**SHORT EXERCISE**: Check each line of the records below for the word "title" and copy those where it appears.

**DATA FOR PROCESSING**:
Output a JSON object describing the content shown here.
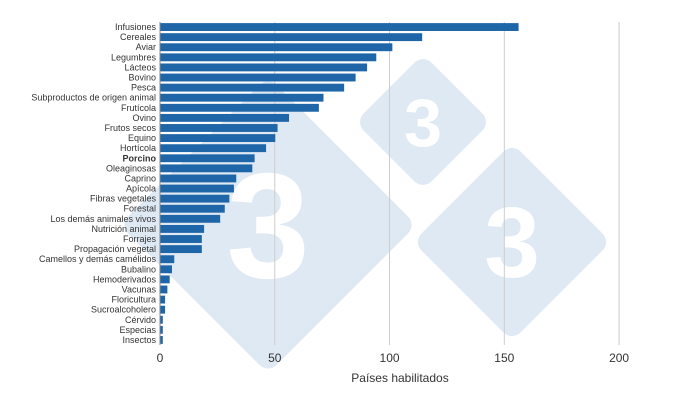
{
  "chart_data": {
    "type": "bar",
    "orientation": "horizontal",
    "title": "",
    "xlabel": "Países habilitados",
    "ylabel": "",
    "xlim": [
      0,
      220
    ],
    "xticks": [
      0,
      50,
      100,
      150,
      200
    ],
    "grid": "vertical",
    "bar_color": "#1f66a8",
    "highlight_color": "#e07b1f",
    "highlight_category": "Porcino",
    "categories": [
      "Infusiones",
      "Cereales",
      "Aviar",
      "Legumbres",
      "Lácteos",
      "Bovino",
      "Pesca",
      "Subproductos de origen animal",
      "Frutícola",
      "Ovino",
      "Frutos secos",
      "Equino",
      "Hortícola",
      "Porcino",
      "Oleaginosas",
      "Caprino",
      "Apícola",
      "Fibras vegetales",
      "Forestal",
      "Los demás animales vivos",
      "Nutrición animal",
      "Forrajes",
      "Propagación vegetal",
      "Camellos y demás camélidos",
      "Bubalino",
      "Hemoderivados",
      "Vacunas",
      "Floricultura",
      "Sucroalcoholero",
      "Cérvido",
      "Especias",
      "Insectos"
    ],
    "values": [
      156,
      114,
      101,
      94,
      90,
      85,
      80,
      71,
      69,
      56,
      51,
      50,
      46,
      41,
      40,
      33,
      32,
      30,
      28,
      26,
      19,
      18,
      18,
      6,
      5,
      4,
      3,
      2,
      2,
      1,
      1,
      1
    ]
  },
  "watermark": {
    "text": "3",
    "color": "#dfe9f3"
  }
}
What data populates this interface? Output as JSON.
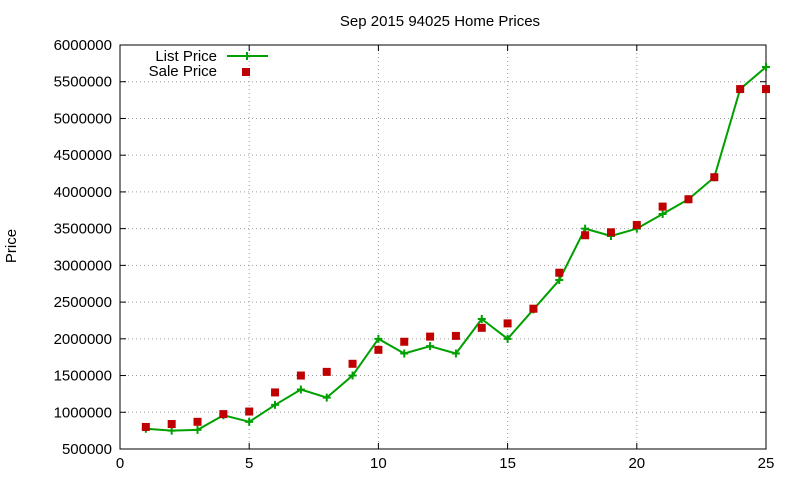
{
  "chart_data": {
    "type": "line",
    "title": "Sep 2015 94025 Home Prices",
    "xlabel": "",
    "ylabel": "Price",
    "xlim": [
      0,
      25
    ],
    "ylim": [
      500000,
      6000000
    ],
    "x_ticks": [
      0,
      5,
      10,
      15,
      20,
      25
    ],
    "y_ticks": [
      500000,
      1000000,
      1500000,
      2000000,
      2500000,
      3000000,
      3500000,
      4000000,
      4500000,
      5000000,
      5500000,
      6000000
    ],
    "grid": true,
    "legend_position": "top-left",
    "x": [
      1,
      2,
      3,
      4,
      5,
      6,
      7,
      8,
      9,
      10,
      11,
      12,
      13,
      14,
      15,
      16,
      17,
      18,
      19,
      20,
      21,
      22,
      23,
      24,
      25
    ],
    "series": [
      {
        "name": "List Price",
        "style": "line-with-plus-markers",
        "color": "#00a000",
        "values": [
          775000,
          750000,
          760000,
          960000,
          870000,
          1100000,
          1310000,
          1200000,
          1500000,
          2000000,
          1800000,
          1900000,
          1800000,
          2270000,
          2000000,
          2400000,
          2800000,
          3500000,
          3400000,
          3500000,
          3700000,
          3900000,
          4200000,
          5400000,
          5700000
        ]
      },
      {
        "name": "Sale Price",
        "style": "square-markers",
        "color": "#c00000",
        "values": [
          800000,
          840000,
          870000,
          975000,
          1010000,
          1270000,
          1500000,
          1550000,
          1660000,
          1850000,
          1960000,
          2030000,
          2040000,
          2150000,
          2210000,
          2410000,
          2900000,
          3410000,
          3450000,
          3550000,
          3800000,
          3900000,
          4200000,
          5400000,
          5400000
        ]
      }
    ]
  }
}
* * *
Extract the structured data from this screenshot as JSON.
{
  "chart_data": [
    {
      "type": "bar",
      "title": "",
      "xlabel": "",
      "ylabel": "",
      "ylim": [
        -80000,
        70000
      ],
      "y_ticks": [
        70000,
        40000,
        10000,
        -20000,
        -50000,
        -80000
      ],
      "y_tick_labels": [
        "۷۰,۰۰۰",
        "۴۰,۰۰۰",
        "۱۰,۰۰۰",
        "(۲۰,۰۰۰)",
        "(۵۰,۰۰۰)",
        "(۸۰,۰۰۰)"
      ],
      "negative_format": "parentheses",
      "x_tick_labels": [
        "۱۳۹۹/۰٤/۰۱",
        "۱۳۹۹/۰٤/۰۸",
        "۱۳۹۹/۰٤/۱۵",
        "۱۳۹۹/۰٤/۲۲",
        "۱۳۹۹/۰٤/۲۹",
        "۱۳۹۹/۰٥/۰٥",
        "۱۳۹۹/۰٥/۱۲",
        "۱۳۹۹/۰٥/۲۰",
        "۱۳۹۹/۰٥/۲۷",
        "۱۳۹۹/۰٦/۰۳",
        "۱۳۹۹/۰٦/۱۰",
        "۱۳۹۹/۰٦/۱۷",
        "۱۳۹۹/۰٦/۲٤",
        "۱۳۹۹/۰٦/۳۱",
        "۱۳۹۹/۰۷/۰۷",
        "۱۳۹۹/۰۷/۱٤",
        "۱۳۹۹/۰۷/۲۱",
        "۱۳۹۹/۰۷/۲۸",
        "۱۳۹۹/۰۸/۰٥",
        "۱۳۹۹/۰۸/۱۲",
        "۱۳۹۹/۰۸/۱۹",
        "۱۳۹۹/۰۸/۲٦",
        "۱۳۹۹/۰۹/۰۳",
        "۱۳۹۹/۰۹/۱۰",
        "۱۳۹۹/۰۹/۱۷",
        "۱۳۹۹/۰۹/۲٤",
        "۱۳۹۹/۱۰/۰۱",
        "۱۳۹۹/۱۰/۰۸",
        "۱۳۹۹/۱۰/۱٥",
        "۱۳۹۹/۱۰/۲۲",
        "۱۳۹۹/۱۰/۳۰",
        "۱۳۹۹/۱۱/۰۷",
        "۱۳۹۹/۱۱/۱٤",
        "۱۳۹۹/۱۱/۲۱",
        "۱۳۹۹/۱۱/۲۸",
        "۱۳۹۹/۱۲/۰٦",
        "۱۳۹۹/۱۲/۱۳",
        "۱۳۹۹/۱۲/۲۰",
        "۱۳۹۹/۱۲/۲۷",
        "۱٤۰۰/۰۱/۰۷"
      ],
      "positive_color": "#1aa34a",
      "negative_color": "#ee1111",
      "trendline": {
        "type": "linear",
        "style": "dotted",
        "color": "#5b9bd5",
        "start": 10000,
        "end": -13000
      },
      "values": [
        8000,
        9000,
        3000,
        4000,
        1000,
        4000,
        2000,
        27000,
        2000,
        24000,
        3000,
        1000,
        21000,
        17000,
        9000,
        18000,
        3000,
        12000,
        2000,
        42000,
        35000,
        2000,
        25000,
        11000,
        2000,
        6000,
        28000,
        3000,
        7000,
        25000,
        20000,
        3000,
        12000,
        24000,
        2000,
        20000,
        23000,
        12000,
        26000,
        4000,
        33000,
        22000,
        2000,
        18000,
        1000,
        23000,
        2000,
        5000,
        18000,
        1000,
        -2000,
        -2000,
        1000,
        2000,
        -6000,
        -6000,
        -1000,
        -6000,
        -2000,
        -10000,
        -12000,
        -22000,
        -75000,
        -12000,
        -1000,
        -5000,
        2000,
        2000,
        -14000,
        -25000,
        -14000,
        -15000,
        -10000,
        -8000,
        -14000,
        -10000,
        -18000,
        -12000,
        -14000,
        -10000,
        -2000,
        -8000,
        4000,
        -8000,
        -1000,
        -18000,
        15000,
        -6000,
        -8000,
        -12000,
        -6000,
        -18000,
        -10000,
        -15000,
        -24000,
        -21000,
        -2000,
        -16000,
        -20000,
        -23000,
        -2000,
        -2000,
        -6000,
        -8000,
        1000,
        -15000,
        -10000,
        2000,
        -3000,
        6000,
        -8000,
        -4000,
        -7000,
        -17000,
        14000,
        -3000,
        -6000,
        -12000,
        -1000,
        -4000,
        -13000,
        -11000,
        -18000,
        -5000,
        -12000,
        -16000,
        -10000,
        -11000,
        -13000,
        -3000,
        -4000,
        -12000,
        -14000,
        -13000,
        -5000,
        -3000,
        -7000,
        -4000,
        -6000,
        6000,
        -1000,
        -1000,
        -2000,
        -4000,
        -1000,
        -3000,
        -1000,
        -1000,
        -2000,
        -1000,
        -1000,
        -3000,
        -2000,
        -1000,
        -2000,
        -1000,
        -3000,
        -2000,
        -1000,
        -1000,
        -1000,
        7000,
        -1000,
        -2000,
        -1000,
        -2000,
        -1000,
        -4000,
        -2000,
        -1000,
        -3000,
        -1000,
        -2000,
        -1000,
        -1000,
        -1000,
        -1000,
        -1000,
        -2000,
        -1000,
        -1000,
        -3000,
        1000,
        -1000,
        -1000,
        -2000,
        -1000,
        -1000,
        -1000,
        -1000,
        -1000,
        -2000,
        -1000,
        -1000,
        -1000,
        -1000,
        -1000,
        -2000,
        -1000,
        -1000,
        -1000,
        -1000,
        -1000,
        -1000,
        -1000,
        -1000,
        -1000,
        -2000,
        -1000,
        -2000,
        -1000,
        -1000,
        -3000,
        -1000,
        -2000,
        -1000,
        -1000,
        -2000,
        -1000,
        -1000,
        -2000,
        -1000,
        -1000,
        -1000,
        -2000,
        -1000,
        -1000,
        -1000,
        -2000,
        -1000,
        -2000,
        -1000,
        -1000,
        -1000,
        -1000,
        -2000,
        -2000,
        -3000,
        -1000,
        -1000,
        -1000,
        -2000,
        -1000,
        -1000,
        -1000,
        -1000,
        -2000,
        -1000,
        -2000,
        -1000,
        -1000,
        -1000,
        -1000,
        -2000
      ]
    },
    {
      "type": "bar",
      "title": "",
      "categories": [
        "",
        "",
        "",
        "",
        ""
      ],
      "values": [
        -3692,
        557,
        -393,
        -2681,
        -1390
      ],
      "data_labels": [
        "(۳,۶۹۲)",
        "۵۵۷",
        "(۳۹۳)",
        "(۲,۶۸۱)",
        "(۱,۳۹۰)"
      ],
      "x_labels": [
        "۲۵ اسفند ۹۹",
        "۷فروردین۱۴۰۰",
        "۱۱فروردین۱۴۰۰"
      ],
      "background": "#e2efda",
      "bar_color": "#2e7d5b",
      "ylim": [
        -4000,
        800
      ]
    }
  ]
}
* * *
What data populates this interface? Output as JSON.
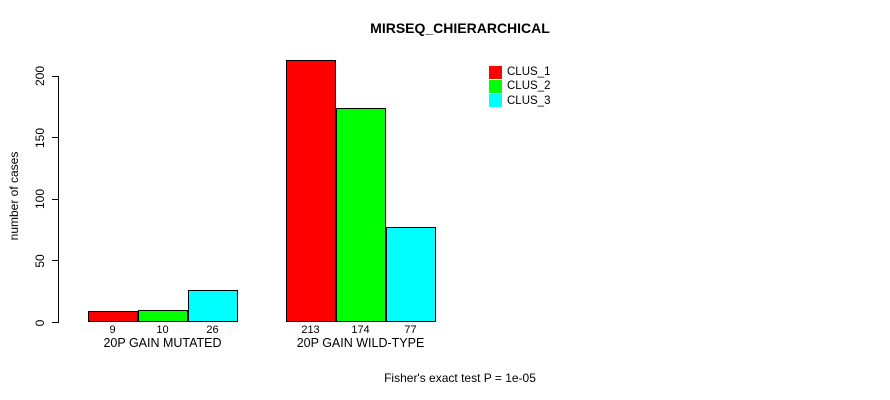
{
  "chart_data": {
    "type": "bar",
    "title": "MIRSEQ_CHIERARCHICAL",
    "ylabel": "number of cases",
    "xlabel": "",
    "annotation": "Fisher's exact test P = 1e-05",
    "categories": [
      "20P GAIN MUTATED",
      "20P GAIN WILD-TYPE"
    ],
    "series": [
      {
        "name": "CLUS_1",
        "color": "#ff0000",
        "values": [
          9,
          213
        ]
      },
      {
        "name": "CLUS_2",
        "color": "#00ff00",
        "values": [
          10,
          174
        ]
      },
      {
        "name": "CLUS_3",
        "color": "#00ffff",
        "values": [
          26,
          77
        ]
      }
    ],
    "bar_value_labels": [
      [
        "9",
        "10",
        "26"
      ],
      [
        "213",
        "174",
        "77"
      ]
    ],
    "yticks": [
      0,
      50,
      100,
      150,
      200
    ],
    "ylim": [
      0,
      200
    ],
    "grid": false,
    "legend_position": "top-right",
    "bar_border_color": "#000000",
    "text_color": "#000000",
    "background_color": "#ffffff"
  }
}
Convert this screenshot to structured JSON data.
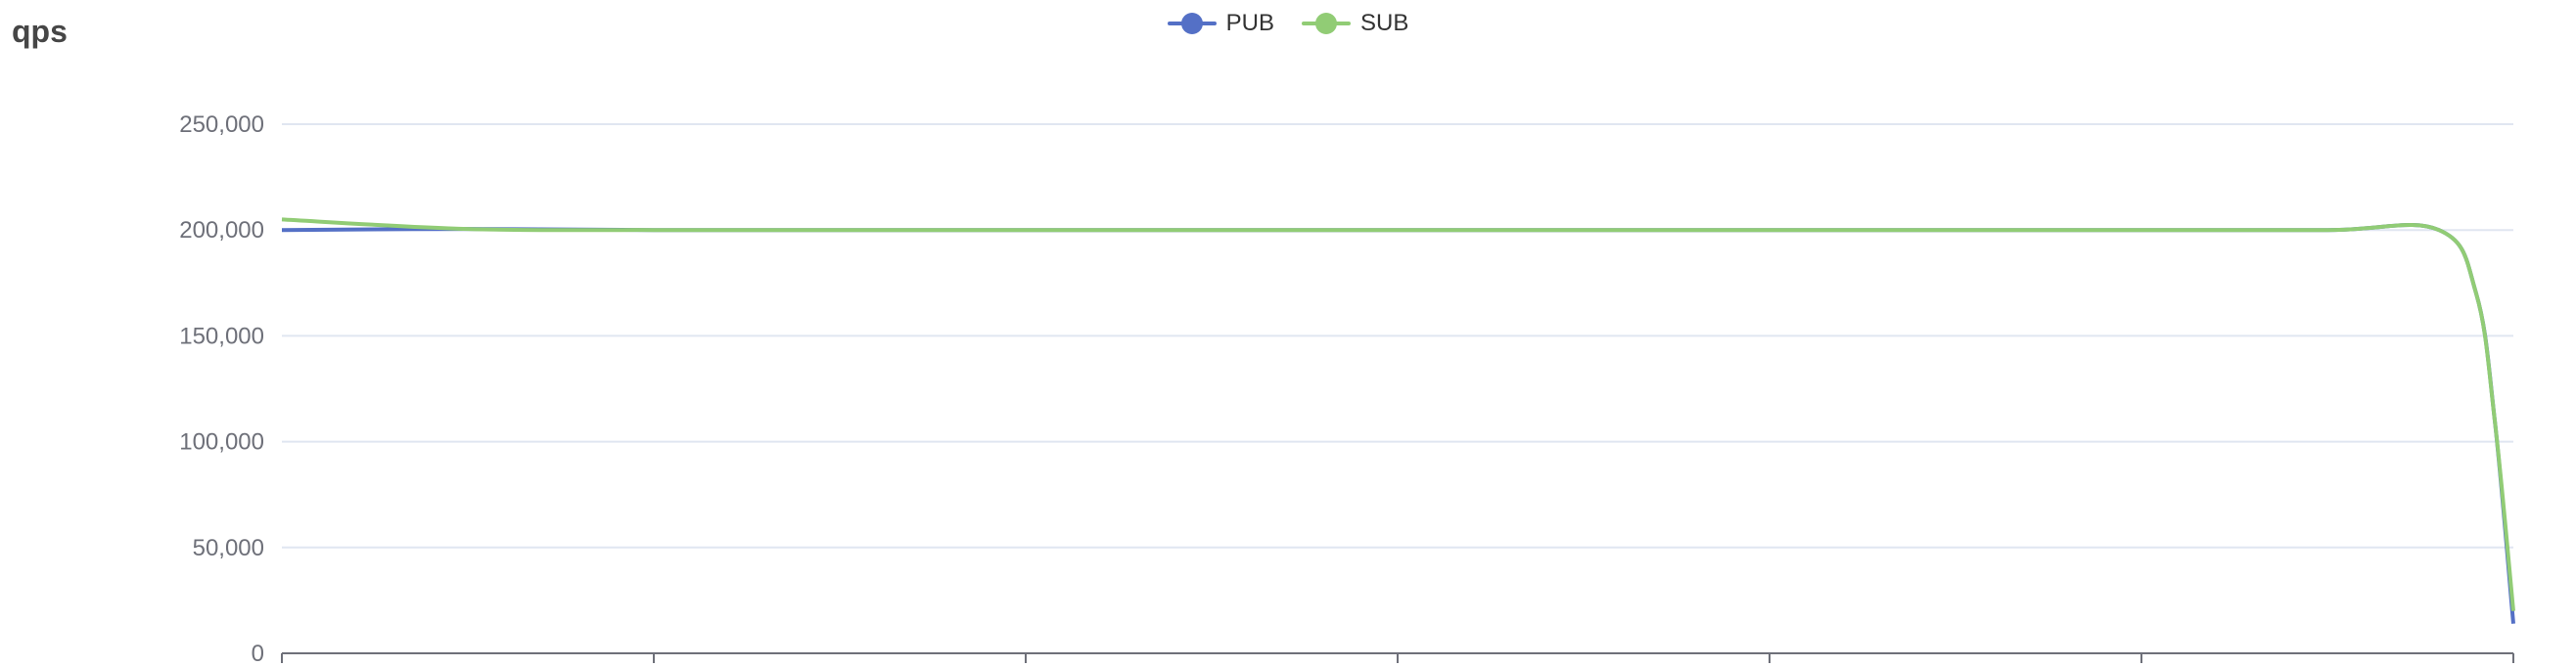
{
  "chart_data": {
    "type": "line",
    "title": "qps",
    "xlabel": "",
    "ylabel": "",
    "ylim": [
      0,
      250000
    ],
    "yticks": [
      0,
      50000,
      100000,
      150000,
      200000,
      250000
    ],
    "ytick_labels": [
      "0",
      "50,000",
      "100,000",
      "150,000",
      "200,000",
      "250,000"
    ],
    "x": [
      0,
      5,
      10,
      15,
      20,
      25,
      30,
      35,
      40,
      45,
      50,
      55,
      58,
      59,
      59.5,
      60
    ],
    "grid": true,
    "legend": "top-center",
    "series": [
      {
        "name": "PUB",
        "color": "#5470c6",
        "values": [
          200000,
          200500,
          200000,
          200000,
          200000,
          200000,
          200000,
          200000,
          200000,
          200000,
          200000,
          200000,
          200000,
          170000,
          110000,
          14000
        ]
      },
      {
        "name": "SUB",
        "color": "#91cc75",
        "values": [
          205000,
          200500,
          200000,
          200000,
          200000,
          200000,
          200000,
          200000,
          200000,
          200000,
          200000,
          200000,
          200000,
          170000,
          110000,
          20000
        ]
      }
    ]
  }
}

**RESPONSE**:
    "title": "",
    "title": "Sep 2015 94025 Home Prices",
      "title": "",
      "title": "",
    "title": "MIRSEQ_CHIERARCHICAL",
    "title": "qps",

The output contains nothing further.